Aim of the task>
Read the records below and copy each line that contains "bottom".
--- Start Material ---
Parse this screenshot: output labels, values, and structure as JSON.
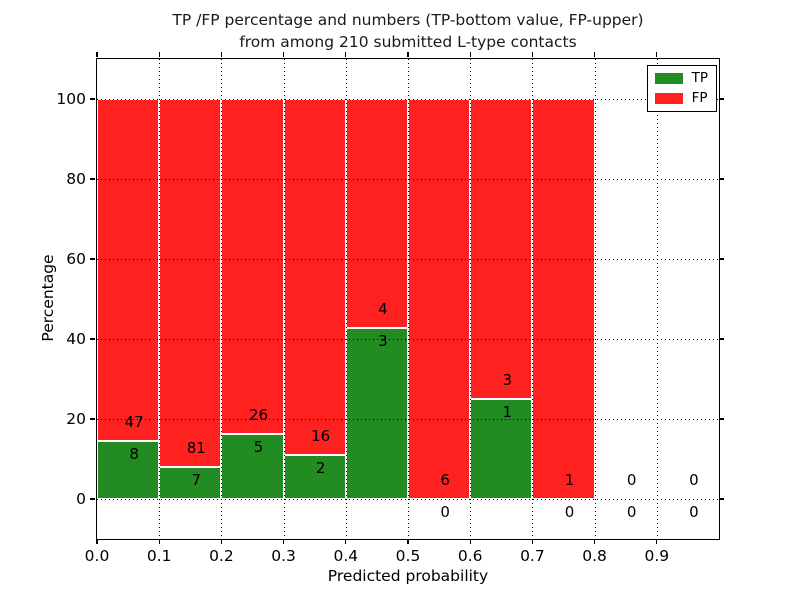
{
  "title": {
    "line1": "TP /FP percentage and numbers (TP-bottom value, FP-upper)",
    "line2": "from among 210 submitted L-type contacts"
  },
  "axes": {
    "xlabel": "Predicted probability",
    "ylabel": "Percentage"
  },
  "legend": {
    "tp_label": "TP",
    "fp_label": "FP"
  },
  "colors": {
    "tp_green": "#228B22",
    "fp_red": "#FF2020",
    "grid": "#000000",
    "background": "#FFFFFF"
  },
  "chart_data": {
    "type": "bar",
    "stacked": true,
    "title": "TP /FP percentage and numbers (TP-bottom value, FP-upper) from among 210 submitted L-type contacts",
    "xlabel": "Predicted probability",
    "ylabel": "Percentage",
    "total_submitted_contacts": 210,
    "bin_edges": [
      0.0,
      0.1,
      0.2,
      0.3,
      0.4,
      0.5,
      0.6,
      0.7,
      0.8,
      0.9,
      1.0
    ],
    "series": [
      {
        "name": "TP",
        "color": "#228B22",
        "counts": [
          8,
          7,
          5,
          2,
          3,
          0,
          1,
          0,
          0,
          0
        ]
      },
      {
        "name": "FP",
        "color": "#FF2020",
        "counts": [
          47,
          81,
          26,
          16,
          4,
          6,
          3,
          1,
          0,
          0
        ]
      }
    ],
    "tp_percent_per_bin": [
      14.5,
      8.0,
      16.1,
      11.1,
      42.9,
      0.0,
      25.0,
      0.0,
      0.0,
      0.0
    ],
    "bar_total_percent": 100,
    "annotation_rule": "FP count printed above green segment top, TP count printed below it",
    "xticks": [
      "0.0",
      "0.1",
      "0.2",
      "0.3",
      "0.4",
      "0.5",
      "0.6",
      "0.7",
      "0.8",
      "0.9"
    ],
    "yticks": [
      "0",
      "20",
      "40",
      "60",
      "80",
      "100"
    ],
    "xlim": [
      0,
      1
    ],
    "ylim": [
      -10,
      110
    ],
    "grid": {
      "on": true,
      "style": "dotted"
    },
    "legend": {
      "position": "upper right",
      "entries": [
        "TP",
        "FP"
      ]
    }
  }
}
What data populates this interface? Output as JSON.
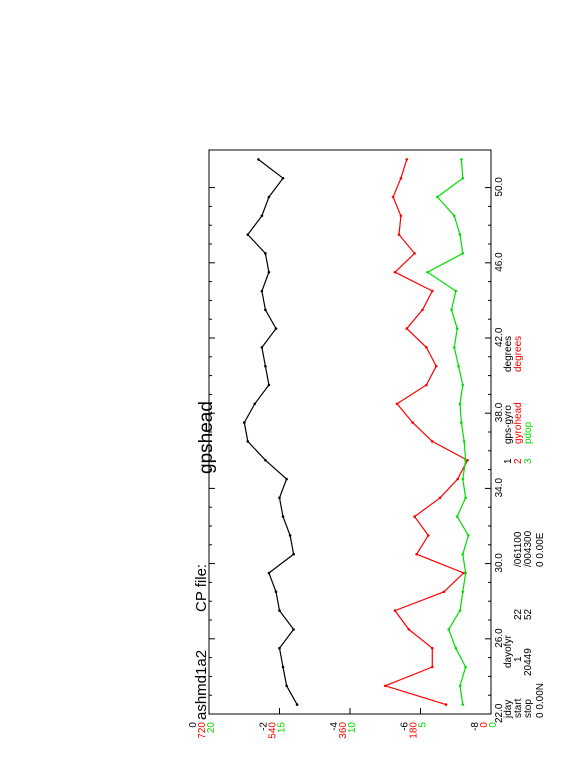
{
  "header": {
    "cruise": "ashmd1a2",
    "cpfile_label": "CP file:",
    "title": "gpshead"
  },
  "info": {
    "dayofyr_label": "dayofyr",
    "start_label": "start",
    "stop_label": "stop",
    "start_dayofyr": "1",
    "start_hour": "22",
    "start_time": "/061100",
    "stop_dayofyr": "20449",
    "stop_hour": "52",
    "stop_time": "/004300",
    "lat": "0  0.00N",
    "lon": "0  0.00E",
    "xaxis_label": "jday"
  },
  "legend": [
    {
      "num": "1",
      "name": "gps-gyro",
      "unit": "degrees",
      "color": "#000000"
    },
    {
      "num": "2",
      "name": "gyrohead",
      "unit": "degrees",
      "color": "#ff0000"
    },
    {
      "num": "3",
      "name": "pdop",
      "unit": "",
      "color": "#00dd00"
    }
  ],
  "chart_data": {
    "type": "line",
    "orientation": "rotated-90",
    "xlabel": "jday",
    "xlim": [
      22.0,
      52.0
    ],
    "x_ticks": [
      "22.0",
      "26.0",
      "30.0",
      "34.0",
      "38.0",
      "42.0",
      "46.0",
      "50.0"
    ],
    "axes": [
      {
        "series": "gps-gyro",
        "color": "#000000",
        "ticks": [
          "0",
          "-2",
          "-4",
          "-6",
          "-8"
        ],
        "ylim": [
          0,
          -8
        ]
      },
      {
        "series": "gyrohead",
        "color": "#ff0000",
        "ticks": [
          "720",
          "540",
          "360",
          "180",
          "0"
        ],
        "ylim": [
          720,
          0
        ]
      },
      {
        "series": "pdop",
        "color": "#00dd00",
        "ticks": [
          "20",
          "15",
          "10",
          "5",
          "0"
        ],
        "ylim": [
          20,
          0
        ]
      }
    ],
    "series": [
      {
        "name": "gps-gyro",
        "x": [
          22.5,
          23.5,
          24.5,
          25.5,
          26.5,
          27.5,
          28.5,
          29.5,
          30.5,
          31.5,
          32.5,
          33.5,
          34.5,
          35.5,
          36.5,
          37.5,
          38.5,
          39.5,
          40.5,
          41.5,
          42.5,
          43.5,
          44.5,
          45.5,
          46.5,
          47.5,
          48.5,
          49.5,
          50.5,
          51.5
        ],
        "values": [
          -2.5,
          -2.2,
          -2.1,
          -2.0,
          -2.4,
          -2.0,
          -1.9,
          -1.7,
          -2.4,
          -2.3,
          -2.1,
          -2.0,
          -2.2,
          -1.6,
          -1.1,
          -1.0,
          -1.3,
          -1.7,
          -1.6,
          -1.5,
          -1.9,
          -1.6,
          -1.5,
          -1.7,
          -1.6,
          -1.1,
          -1.5,
          -1.7,
          -2.1,
          -1.4
        ]
      },
      {
        "name": "gyrohead",
        "x": [
          22.5,
          23.5,
          24.5,
          25.5,
          26.5,
          27.5,
          28.5,
          29.5,
          30.5,
          31.5,
          32.5,
          33.5,
          34.5,
          35.5,
          36.5,
          37.5,
          38.5,
          39.5,
          40.5,
          41.5,
          42.5,
          43.5,
          44.5,
          45.5,
          46.5,
          47.5,
          48.5,
          49.5,
          50.5,
          51.5
        ],
        "values": [
          115,
          270,
          150,
          150,
          210,
          245,
          120,
          70,
          190,
          160,
          195,
          130,
          85,
          60,
          150,
          200,
          240,
          165,
          140,
          165,
          215,
          175,
          150,
          245,
          195,
          235,
          230,
          250,
          230,
          215
        ]
      },
      {
        "name": "pdop",
        "x": [
          22.5,
          23.5,
          24.5,
          25.5,
          26.5,
          27.5,
          28.5,
          29.5,
          30.5,
          31.5,
          32.5,
          33.5,
          34.5,
          35.5,
          36.5,
          37.5,
          38.5,
          39.5,
          40.5,
          41.5,
          42.5,
          43.5,
          44.5,
          45.5,
          46.5,
          47.5,
          48.5,
          49.5,
          50.5,
          51.5
        ],
        "values": [
          2.0,
          2.2,
          1.8,
          2.5,
          3.0,
          2.2,
          2.0,
          1.8,
          2.0,
          1.6,
          2.4,
          1.8,
          2.0,
          1.8,
          1.9,
          2.1,
          2.2,
          2.0,
          2.3,
          2.6,
          2.4,
          2.8,
          2.5,
          4.5,
          2.0,
          2.2,
          2.6,
          3.8,
          2.0,
          2.1
        ]
      }
    ]
  }
}
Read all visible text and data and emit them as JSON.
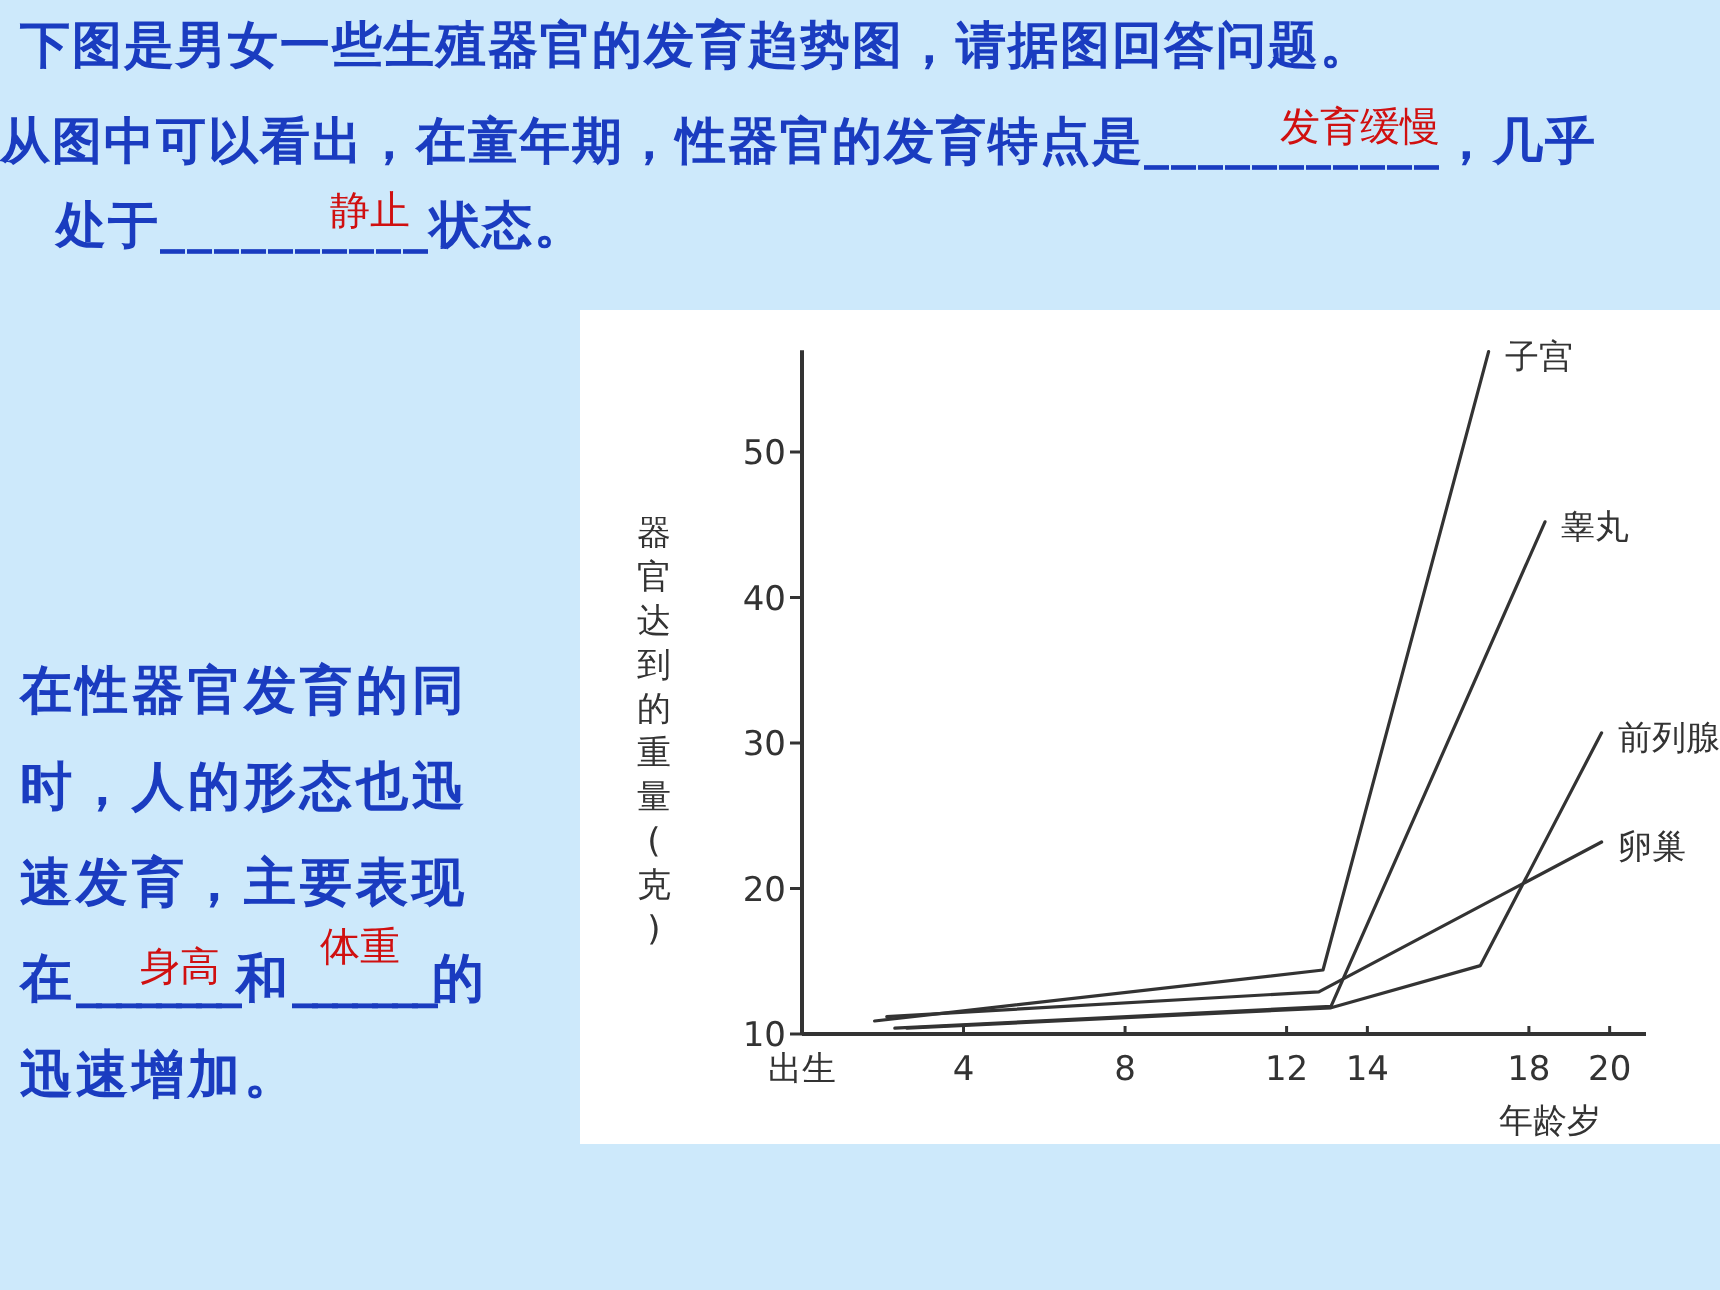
{
  "chart_data": {
    "type": "line",
    "xlabel": "年龄岁",
    "ylabel": "器官达到的重量(克)",
    "xlim": [
      0,
      20.9
    ],
    "ylim": [
      10,
      57
    ],
    "xticks": [
      {
        "value": 0,
        "label": "出生"
      },
      4,
      8,
      12,
      14,
      18,
      20
    ],
    "yticks": [
      10,
      20,
      30,
      40,
      50
    ],
    "series": [
      {
        "name": "子宫",
        "color": "#333333",
        "x": [
          1.8,
          12.9,
          17
        ],
        "values": [
          10.9,
          14.4,
          56.9
        ]
      },
      {
        "name": "睾丸",
        "color": "#333333",
        "x": [
          2.3,
          13.1,
          18.4
        ],
        "values": [
          10.4,
          11.9,
          45.2
        ]
      },
      {
        "name": "前列腺",
        "color": "#333333",
        "x": [
          2.6,
          13.1,
          16.8,
          19.8
        ],
        "values": [
          10.4,
          11.8,
          14.7,
          30.7
        ]
      },
      {
        "name": "卵巢",
        "color": "#333333",
        "x": [
          2.1,
          12.8,
          19.8
        ],
        "values": [
          11.2,
          12.9,
          23.2
        ]
      }
    ],
    "annotations": [
      "下图是男女一些生殖器官的发育趋势图，请据图回答问题。",
      "从图中可以看出，在童年期，性器官的发育特点是___________，几乎",
      "发育缓慢",
      "处于__________状态。",
      "静止",
      "在性器官发育的同时，人的形态也迅速发育，主要表现在________和_______的迅速增加。",
      "身高",
      "体重"
    ]
  }
}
--- End Material ---
Correct response>
    "line1": "TP /FP percentage and numbers (TP-bottom value, FP-upper)",
    "title": "TP /FP percentage and numbers (TP-bottom value, FP-upper) from among 210 submitted L-type contacts",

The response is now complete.